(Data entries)
###

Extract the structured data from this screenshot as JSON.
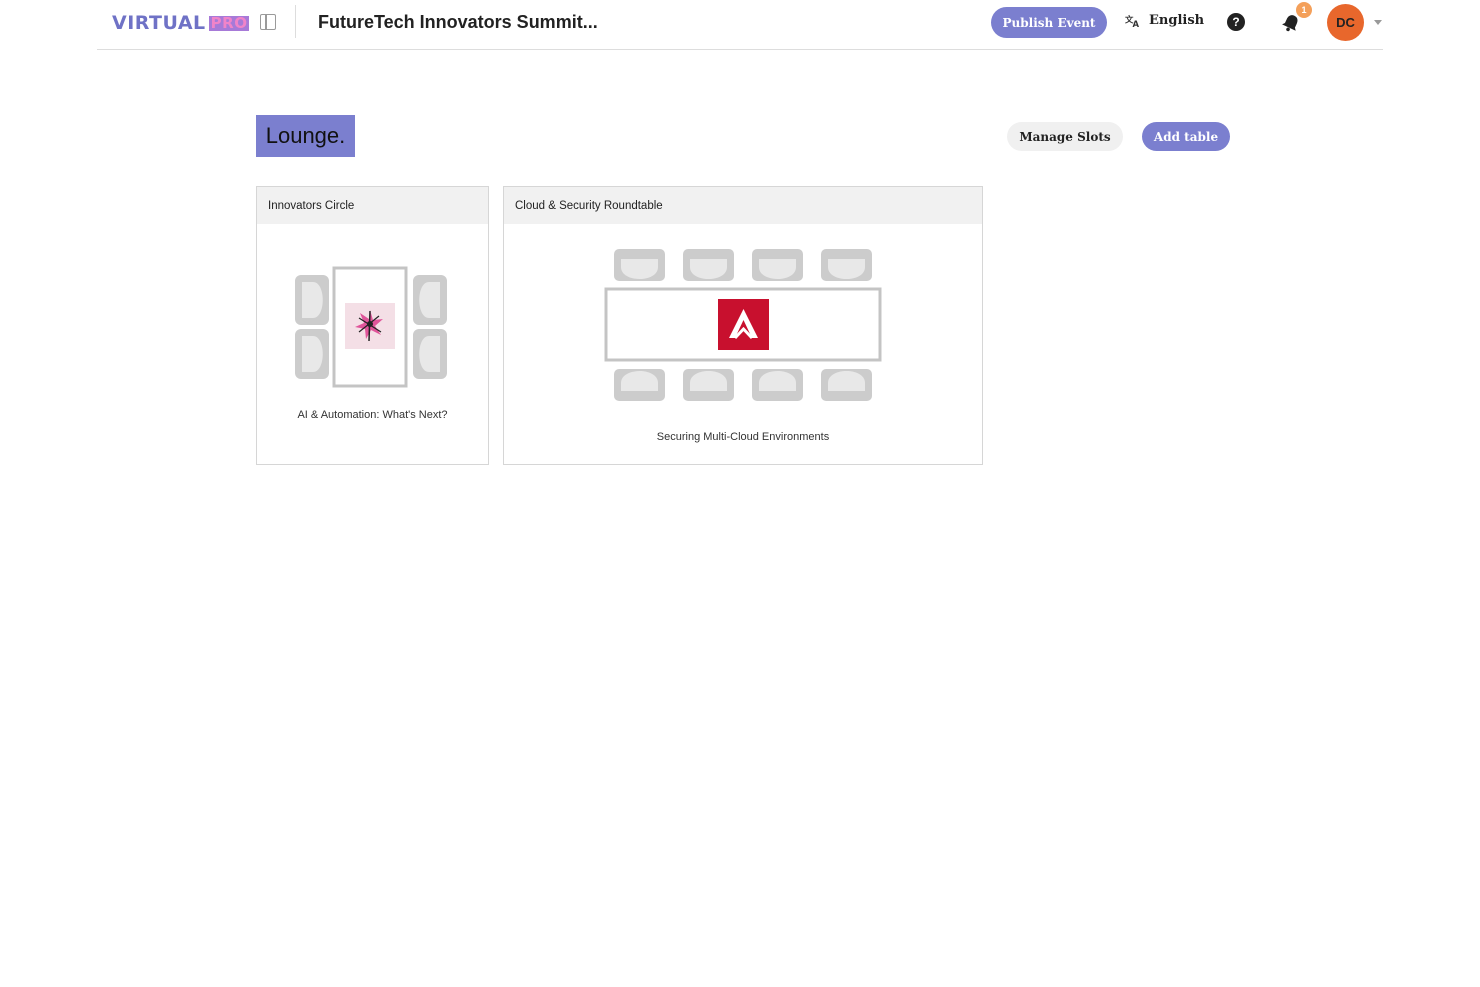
{
  "header": {
    "logo_virtual": "VIRTUAL",
    "logo_pro": "PRO",
    "event_title": "FutureTech Innovators Summit...",
    "publish_label": "Publish Event",
    "language_label": "English",
    "help_label": "?",
    "notification_count": "1",
    "user_initials": "DC"
  },
  "page": {
    "title": "Lounge.",
    "manage_slots_label": "Manage Slots",
    "add_table_label": "Add table"
  },
  "tables": [
    {
      "name": "Innovators Circle",
      "topic": "AI & Automation: What's Next?",
      "logo_icon": "floral-logo-icon"
    },
    {
      "name": "Cloud & Security Roundtable",
      "topic": "Securing Multi-Cloud Environments",
      "logo_icon": "red-a-logo-icon"
    }
  ],
  "colors": {
    "accent": "#7b7fcf",
    "avatar": "#e8672c",
    "badge": "#f4a05a",
    "chair": "#cccccc",
    "logo_red": "#c8102e"
  }
}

###

Pick out the lines above that hold the string "topic" and show them.

### Response below:
      "topic": "AI & Automation: What's Next?",
      "topic": "Securing Multi-Cloud Environments",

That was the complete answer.